◆ **PROBLEM TO SOLVE**: Determine how many lines in these records hold "structured". Only the number is wanted.

Source data
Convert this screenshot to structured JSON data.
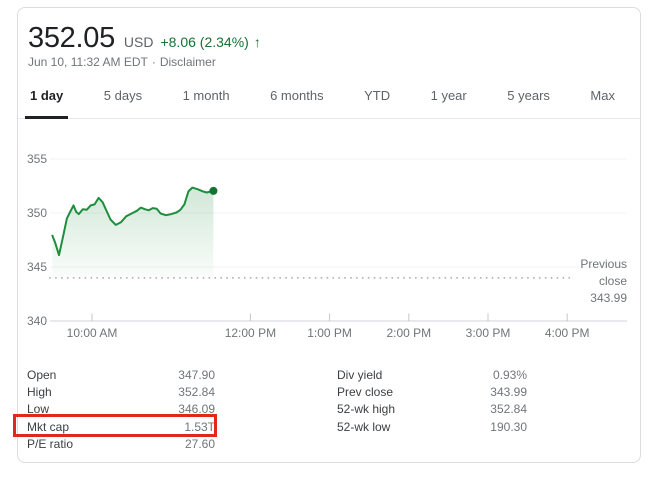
{
  "header": {
    "price": "352.05",
    "currency": "USD",
    "change": "+8.06 (2.34%)",
    "arrow": "↑",
    "timestamp": "Jun 10, 11:32 AM EDT",
    "separator": "·",
    "disclaimer_label": "Disclaimer"
  },
  "tabs": [
    {
      "label": "1 day",
      "active": true
    },
    {
      "label": "5 days",
      "active": false
    },
    {
      "label": "1 month",
      "active": false
    },
    {
      "label": "6 months",
      "active": false
    },
    {
      "label": "YTD",
      "active": false
    },
    {
      "label": "1 year",
      "active": false
    },
    {
      "label": "5 years",
      "active": false
    },
    {
      "label": "Max",
      "active": false
    }
  ],
  "chart_data": {
    "type": "area",
    "grid": true,
    "y_ticks": [
      355,
      350,
      345,
      340
    ],
    "ylim": [
      339.5,
      356.5
    ],
    "x_ticks": [
      {
        "hour": 10,
        "label": "10:00 AM"
      },
      {
        "hour": 12,
        "label": "12:00 PM"
      },
      {
        "hour": 13,
        "label": "1:00 PM"
      },
      {
        "hour": 14,
        "label": "2:00 PM"
      },
      {
        "hour": 15,
        "label": "3:00 PM"
      },
      {
        "hour": 16,
        "label": "4:00 PM"
      }
    ],
    "x_start_hour": 9.5,
    "previous_close": {
      "value": 343.99,
      "annotation_lines": [
        "Previous",
        "close",
        "343.99"
      ]
    },
    "line_color": "#1e8e3e",
    "dot_color": "#137333",
    "series": [
      {
        "name": "price",
        "x_minutes_after_open": [
          0,
          2,
          5,
          8,
          11,
          13,
          16,
          18,
          20,
          23,
          26,
          29,
          32,
          35,
          38,
          41,
          44,
          48,
          52,
          56,
          60,
          64,
          67,
          70,
          73,
          76,
          79,
          82,
          86,
          90,
          94,
          97,
          100,
          103,
          106,
          110,
          114,
          117,
          120,
          122
        ],
        "values": [
          347.9,
          347.3,
          346.1,
          347.8,
          349.5,
          350.0,
          350.7,
          350.1,
          349.9,
          350.35,
          350.3,
          350.7,
          350.8,
          351.4,
          351.0,
          350.2,
          349.4,
          348.9,
          349.15,
          349.7,
          349.95,
          350.2,
          350.5,
          350.35,
          350.25,
          350.45,
          350.4,
          349.95,
          349.8,
          349.9,
          350.05,
          350.3,
          350.8,
          352.0,
          352.35,
          352.2,
          352.0,
          351.9,
          352.0,
          352.05
        ]
      }
    ]
  },
  "stats": {
    "left": [
      {
        "label": "Open",
        "value": "347.90"
      },
      {
        "label": "High",
        "value": "352.84"
      },
      {
        "label": "Low",
        "value": "346.09"
      },
      {
        "label": "Mkt cap",
        "value": "1.53T"
      },
      {
        "label": "P/E ratio",
        "value": "27.60"
      }
    ],
    "right": [
      {
        "label": "Div yield",
        "value": "0.93%"
      },
      {
        "label": "Prev close",
        "value": "343.99"
      },
      {
        "label": "52-wk high",
        "value": "352.84"
      },
      {
        "label": "52-wk low",
        "value": "190.30"
      }
    ]
  },
  "colors": {
    "price_text": "#202124",
    "secondary_text": "#5f6368",
    "muted_text": "#70757a",
    "accent_green": "#137333",
    "line_green": "#1e8e3e",
    "grid_line": "#f1f3f4",
    "axis_line": "#dadce0",
    "dotted_line": "#9aa0a6",
    "card_border": "#dadce0",
    "highlight_red": "#e2271c",
    "active_tab": "#202124"
  }
}
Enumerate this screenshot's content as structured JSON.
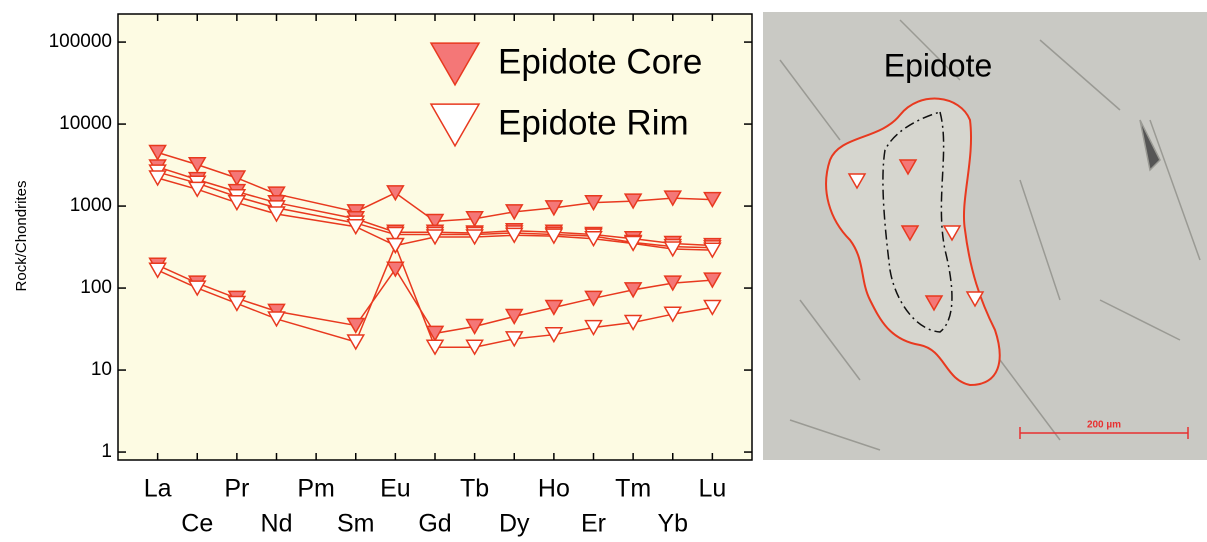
{
  "chart_data": {
    "type": "line",
    "ylabel": "Rock/Chondrites",
    "log_scale": true,
    "x": [
      1,
      2,
      3,
      4,
      6,
      7,
      8,
      9,
      10,
      11,
      12,
      13,
      14,
      15
    ],
    "xlim": [
      0,
      16
    ],
    "xticks": [
      {
        "value": 1,
        "label": "La"
      },
      {
        "value": 2,
        "label": "Ce"
      },
      {
        "value": 3,
        "label": "Pr"
      },
      {
        "value": 4,
        "label": "Nd"
      },
      {
        "value": 5,
        "label": "Pm"
      },
      {
        "value": 6,
        "label": "Sm"
      },
      {
        "value": 7,
        "label": "Eu"
      },
      {
        "value": 8,
        "label": "Gd"
      },
      {
        "value": 9,
        "label": "Tb"
      },
      {
        "value": 10,
        "label": "Dy"
      },
      {
        "value": 11,
        "label": "Ho"
      },
      {
        "value": 12,
        "label": "Er"
      },
      {
        "value": 13,
        "label": "Tm"
      },
      {
        "value": 14,
        "label": "Yb"
      },
      {
        "value": 15,
        "label": "Lu"
      }
    ],
    "ylim": [
      0.8,
      220000
    ],
    "yticks": [
      1,
      10,
      100,
      1000,
      10000,
      100000
    ],
    "line_color": "#e8391f",
    "core_fill": "#f47777",
    "rim_fill": "#ffffff",
    "background": "#fdfbe3",
    "legend": [
      {
        "label": "Epidote Core",
        "marker": "core"
      },
      {
        "label": "Epidote Rim",
        "marker": "rim"
      }
    ],
    "series": [
      {
        "marker": "core",
        "values": [
          4500,
          3200,
          2200,
          1400,
          850,
          1450,
          650,
          700,
          850,
          950,
          1100,
          1150,
          1250,
          1200
        ]
      },
      {
        "marker": "core",
        "values": [
          3000,
          2100,
          1500,
          1100,
          700,
          480,
          480,
          470,
          500,
          480,
          450,
          400,
          350,
          330
        ]
      },
      {
        "marker": "rim",
        "values": [
          2600,
          1900,
          1300,
          950,
          620,
          450,
          450,
          450,
          470,
          450,
          430,
          360,
          320,
          310
        ]
      },
      {
        "marker": "rim",
        "values": [
          2200,
          1600,
          1100,
          800,
          560,
          330,
          420,
          420,
          440,
          430,
          400,
          350,
          300,
          290
        ]
      },
      {
        "marker": "core",
        "values": [
          190,
          115,
          75,
          52,
          35,
          170,
          28,
          34,
          45,
          58,
          75,
          95,
          115,
          125
        ]
      },
      {
        "marker": "rim",
        "values": [
          165,
          100,
          65,
          42,
          22,
          330,
          19,
          19,
          24,
          27,
          33,
          38,
          48,
          58
        ]
      }
    ]
  },
  "image": {
    "label": "Epidote",
    "scale_bar": "200 µm"
  }
}
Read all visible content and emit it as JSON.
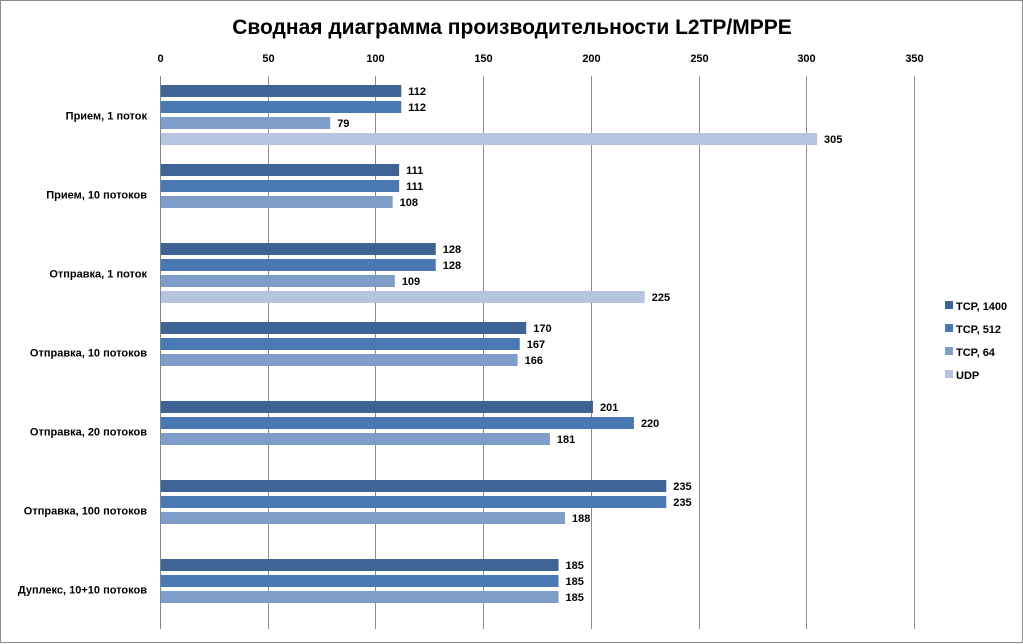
{
  "chart_data": {
    "type": "bar",
    "orientation": "horizontal",
    "title": "Сводная диаграмма производительности L2TP/MPPE",
    "xlim": [
      0,
      350
    ],
    "ticks": [
      0,
      50,
      100,
      150,
      200,
      250,
      300,
      350
    ],
    "x_axis_position": "top",
    "grid": true,
    "legend_position": "right",
    "categories": [
      "Прием,  1 поток",
      "Прием,  10 потоков",
      "Отправка,  1 поток",
      "Отправка,  10 потоков",
      "Отправка,  20 потоков",
      "Отправка,  100 потоков",
      "Дуплекс,  10+10 потоков"
    ],
    "series": [
      {
        "name": "TCP, 1400",
        "color": "#3d6494",
        "values": [
          112,
          111,
          128,
          170,
          201,
          235,
          185
        ]
      },
      {
        "name": "TCP, 512",
        "color": "#4a78b2",
        "values": [
          112,
          111,
          128,
          167,
          220,
          235,
          185
        ]
      },
      {
        "name": "TCP, 64",
        "color": "#7f9dc9",
        "values": [
          79,
          108,
          109,
          166,
          181,
          188,
          185
        ]
      },
      {
        "name": "UDP",
        "color": "#b6c5df",
        "values": [
          305,
          null,
          225,
          null,
          null,
          null,
          null
        ]
      }
    ]
  }
}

◆ **WRITTEN REPLY**: 2